- [STATED EXERCISE]
Tally the lines that contain the string "this" and state that total without comment.

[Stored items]
• • • • • • •
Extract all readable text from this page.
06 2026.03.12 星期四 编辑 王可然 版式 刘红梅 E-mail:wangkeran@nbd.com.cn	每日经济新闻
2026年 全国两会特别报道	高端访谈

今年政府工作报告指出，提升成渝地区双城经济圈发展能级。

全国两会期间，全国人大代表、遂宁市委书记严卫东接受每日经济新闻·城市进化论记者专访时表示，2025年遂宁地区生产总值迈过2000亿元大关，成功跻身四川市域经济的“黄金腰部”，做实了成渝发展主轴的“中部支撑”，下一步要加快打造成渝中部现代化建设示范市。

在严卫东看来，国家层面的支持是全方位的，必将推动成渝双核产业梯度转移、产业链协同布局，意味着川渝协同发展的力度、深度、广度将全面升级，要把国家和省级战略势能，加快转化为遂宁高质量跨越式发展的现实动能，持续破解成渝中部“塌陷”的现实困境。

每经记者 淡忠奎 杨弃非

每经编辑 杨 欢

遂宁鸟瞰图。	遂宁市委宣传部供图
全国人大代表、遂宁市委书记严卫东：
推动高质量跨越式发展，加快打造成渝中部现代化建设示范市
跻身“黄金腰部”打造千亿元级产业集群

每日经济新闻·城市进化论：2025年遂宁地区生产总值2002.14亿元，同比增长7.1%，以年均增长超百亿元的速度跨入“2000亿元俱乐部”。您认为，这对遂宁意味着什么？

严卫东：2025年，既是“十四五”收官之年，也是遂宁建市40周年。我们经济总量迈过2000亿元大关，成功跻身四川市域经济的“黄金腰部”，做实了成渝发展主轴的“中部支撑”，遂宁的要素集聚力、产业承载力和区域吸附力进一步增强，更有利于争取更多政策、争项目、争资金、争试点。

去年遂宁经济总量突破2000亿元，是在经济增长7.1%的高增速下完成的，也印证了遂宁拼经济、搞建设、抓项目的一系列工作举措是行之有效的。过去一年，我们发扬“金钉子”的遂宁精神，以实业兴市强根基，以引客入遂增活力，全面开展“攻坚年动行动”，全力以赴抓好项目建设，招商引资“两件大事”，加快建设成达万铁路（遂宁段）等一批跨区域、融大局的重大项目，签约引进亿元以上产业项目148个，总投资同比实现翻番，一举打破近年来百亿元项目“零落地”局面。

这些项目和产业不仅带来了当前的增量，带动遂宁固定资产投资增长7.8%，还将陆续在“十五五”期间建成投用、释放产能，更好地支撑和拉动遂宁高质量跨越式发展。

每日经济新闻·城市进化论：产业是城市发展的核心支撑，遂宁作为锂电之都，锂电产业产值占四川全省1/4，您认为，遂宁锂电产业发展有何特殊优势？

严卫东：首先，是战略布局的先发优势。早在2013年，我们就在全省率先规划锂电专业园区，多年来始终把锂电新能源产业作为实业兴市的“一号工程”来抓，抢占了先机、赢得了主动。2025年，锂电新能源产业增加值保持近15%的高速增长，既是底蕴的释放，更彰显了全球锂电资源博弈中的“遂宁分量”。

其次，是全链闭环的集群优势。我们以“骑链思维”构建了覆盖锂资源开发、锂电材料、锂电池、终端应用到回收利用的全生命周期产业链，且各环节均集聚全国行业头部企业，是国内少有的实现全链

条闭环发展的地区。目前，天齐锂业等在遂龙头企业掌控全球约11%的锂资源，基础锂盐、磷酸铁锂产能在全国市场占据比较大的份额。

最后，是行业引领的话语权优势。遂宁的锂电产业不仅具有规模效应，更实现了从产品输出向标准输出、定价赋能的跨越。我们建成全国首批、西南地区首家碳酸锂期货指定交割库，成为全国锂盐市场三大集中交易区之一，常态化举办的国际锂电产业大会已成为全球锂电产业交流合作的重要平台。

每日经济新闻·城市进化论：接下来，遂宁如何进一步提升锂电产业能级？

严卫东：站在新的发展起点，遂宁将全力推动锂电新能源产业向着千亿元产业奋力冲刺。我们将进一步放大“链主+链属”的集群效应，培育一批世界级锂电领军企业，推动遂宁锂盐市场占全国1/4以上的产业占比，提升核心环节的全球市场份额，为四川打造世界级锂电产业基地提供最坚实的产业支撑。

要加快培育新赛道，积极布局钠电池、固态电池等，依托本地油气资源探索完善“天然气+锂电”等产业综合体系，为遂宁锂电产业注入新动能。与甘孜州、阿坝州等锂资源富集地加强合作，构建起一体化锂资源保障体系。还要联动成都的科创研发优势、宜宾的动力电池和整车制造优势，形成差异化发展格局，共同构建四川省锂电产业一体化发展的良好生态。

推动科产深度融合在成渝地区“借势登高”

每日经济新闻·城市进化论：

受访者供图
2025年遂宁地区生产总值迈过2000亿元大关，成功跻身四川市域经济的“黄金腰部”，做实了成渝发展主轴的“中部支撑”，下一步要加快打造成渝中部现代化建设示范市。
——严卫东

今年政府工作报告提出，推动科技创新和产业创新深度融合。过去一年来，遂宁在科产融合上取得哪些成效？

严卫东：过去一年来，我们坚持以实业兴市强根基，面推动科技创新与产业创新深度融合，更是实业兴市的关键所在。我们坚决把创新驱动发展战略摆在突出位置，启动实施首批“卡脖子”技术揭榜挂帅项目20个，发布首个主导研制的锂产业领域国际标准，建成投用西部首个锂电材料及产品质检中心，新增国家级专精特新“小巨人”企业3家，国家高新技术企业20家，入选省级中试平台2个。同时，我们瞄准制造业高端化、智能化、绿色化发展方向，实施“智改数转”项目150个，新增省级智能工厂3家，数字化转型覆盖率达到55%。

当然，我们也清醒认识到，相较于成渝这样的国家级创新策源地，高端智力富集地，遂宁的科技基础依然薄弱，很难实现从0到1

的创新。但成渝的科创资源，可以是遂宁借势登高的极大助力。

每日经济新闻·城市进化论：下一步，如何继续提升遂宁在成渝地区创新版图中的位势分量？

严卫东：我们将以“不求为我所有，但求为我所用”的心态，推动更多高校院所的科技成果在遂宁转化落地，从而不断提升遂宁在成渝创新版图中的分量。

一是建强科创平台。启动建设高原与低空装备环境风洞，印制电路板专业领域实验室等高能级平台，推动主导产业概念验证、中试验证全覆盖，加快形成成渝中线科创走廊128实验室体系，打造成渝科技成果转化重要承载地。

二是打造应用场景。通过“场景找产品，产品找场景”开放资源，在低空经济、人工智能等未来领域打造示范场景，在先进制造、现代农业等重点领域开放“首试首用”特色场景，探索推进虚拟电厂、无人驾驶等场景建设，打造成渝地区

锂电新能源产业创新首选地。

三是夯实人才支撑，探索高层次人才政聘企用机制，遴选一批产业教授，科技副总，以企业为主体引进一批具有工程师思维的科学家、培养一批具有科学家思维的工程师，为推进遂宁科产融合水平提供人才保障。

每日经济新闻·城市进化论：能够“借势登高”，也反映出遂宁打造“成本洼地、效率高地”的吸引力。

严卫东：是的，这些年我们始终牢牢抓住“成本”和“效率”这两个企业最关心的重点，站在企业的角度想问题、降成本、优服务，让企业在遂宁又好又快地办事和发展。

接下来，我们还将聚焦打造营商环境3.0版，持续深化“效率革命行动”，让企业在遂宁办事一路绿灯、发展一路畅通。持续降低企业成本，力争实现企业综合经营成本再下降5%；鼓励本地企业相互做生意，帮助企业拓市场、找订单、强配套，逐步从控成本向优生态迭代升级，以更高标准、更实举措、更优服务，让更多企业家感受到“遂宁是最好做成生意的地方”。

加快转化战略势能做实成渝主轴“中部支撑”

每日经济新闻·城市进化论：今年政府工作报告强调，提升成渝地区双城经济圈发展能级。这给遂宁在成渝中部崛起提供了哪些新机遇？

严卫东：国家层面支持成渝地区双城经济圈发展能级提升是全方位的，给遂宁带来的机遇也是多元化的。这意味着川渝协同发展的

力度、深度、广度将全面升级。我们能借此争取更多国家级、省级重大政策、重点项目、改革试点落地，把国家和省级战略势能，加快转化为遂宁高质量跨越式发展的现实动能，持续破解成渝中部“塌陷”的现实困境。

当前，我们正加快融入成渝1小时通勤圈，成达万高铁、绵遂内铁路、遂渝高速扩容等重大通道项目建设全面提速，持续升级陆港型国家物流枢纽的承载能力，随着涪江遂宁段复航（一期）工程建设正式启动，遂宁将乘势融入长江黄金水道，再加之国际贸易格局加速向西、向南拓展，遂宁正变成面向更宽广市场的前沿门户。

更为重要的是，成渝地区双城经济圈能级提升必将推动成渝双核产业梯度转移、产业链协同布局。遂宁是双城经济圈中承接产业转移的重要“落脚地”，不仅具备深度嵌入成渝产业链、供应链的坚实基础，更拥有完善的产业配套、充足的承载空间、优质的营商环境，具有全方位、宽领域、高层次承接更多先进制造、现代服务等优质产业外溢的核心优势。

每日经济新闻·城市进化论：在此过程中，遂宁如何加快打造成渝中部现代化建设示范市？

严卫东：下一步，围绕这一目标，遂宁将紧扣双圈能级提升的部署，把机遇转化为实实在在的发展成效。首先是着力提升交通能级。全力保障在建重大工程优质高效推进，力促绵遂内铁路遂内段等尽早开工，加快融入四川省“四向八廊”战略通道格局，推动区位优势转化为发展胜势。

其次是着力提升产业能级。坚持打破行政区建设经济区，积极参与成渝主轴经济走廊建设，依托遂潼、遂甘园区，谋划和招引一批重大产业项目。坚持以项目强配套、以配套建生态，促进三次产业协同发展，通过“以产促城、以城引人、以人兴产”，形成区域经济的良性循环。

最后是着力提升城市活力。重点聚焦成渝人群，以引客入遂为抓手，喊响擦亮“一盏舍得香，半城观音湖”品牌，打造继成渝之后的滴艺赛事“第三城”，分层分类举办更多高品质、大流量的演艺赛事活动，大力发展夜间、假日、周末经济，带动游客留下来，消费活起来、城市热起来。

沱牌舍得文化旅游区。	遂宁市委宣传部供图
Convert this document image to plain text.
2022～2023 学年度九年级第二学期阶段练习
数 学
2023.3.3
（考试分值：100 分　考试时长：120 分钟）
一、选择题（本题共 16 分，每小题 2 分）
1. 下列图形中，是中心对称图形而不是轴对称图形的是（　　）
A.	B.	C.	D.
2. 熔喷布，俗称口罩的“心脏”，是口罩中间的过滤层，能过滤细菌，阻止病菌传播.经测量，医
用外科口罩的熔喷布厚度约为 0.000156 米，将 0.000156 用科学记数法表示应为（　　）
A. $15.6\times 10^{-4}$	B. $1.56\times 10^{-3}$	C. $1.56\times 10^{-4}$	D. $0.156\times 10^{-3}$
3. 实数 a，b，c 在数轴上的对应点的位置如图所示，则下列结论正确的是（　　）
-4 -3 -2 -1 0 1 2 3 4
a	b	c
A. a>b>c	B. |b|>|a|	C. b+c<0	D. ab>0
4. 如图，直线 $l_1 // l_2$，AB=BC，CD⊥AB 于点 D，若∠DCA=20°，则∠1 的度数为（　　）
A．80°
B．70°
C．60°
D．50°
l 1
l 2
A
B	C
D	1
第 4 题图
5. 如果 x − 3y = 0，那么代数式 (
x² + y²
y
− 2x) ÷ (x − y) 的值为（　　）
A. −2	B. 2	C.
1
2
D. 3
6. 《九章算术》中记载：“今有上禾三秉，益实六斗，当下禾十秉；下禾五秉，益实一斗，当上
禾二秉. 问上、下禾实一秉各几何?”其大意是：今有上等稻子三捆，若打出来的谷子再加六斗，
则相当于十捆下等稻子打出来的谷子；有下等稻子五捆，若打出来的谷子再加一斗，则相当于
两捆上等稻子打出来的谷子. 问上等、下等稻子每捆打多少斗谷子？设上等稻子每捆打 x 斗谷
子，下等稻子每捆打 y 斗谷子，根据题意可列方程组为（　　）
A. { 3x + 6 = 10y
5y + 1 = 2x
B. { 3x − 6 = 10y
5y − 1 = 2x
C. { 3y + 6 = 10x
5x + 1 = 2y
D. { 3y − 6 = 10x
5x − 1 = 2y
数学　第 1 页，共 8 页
• • • • • • •
- [TASK RESULT]
2